### Do this
Every record that follows should be printed verbatim.

(Figure record listings)
-- BEGIN --

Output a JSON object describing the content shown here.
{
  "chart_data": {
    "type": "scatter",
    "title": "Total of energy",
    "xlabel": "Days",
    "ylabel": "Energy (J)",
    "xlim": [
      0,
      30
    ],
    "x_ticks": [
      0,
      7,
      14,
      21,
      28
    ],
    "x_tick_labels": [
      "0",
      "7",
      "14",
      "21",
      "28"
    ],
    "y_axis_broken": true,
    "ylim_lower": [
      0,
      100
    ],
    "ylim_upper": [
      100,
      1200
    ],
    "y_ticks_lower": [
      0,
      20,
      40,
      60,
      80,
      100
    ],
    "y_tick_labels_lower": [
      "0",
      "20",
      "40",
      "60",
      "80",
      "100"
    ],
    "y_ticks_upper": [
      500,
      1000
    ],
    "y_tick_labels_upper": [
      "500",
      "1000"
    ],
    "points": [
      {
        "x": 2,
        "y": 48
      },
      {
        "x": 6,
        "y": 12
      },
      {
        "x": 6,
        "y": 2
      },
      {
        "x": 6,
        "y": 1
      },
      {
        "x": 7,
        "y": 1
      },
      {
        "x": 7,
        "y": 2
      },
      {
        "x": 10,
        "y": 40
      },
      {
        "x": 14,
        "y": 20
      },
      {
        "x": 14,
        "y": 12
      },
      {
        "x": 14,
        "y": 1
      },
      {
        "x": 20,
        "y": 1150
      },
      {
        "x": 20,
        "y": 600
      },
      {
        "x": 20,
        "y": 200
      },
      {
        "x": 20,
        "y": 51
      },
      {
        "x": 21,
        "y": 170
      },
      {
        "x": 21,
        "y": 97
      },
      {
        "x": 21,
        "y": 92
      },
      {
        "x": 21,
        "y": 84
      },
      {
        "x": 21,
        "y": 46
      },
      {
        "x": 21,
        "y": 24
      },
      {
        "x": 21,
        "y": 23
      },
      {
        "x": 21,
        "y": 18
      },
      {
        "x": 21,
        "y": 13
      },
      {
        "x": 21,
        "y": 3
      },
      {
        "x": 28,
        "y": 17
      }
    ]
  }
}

-- END --

### Answer to the exercise
Output a JSON object describing the content shown here.
{
  "chart_data": {
    "type": "scatter",
    "title": "Total of energy",
    "xlabel": "Days",
    "ylabel": "Energy (J)",
    "xlim": [
      0,
      30
    ],
    "x_ticks": [
      0,
      7,
      14,
      21,
      28
    ],
    "x_tick_labels": [
      "0",
      "7",
      "14",
      "21",
      "28"
    ],
    "y_axis_broken": true,
    "ylim_lower": [
      0,
      100
    ],
    "ylim_upper": [
      100,
      1200
    ],
    "y_ticks_lower": [
      0,
      20,
      40,
      60,
      80,
      100
    ],
    "y_tick_labels_lower": [
      "0",
      "20",
      "40",
      "60",
      "80",
      "100"
    ],
    "y_ticks_upper": [
      500,
      1000
    ],
    "y_tick_labels_upper": [
      "500",
      "1000"
    ],
    "points": [
      {
        "x": 2,
        "y": 48
      },
      {
        "x": 6,
        "y": 12
      },
      {
        "x": 6,
        "y": 2
      },
      {
        "x": 6,
        "y": 1
      },
      {
        "x": 7,
        "y": 1
      },
      {
        "x": 7,
        "y": 2
      },
      {
        "x": 10,
        "y": 40
      },
      {
        "x": 14,
        "y": 20
      },
      {
        "x": 14,
        "y": 12
      },
      {
        "x": 14,
        "y": 1
      },
      {
        "x": 20,
        "y": 1150
      },
      {
        "x": 20,
        "y": 600
      },
      {
        "x": 20,
        "y": 200
      },
      {
        "x": 20,
        "y": 51
      },
      {
        "x": 21,
        "y": 170
      },
      {
        "x": 21,
        "y": 97
      },
      {
        "x": 21,
        "y": 92
      },
      {
        "x": 21,
        "y": 84
      },
      {
        "x": 21,
        "y": 46
      },
      {
        "x": 21,
        "y": 24
      },
      {
        "x": 21,
        "y": 23
      },
      {
        "x": 21,
        "y": 18
      },
      {
        "x": 21,
        "y": 13
      },
      {
        "x": 21,
        "y": 3
      },
      {
        "x": 28,
        "y": 17
      }
    ]
  }
}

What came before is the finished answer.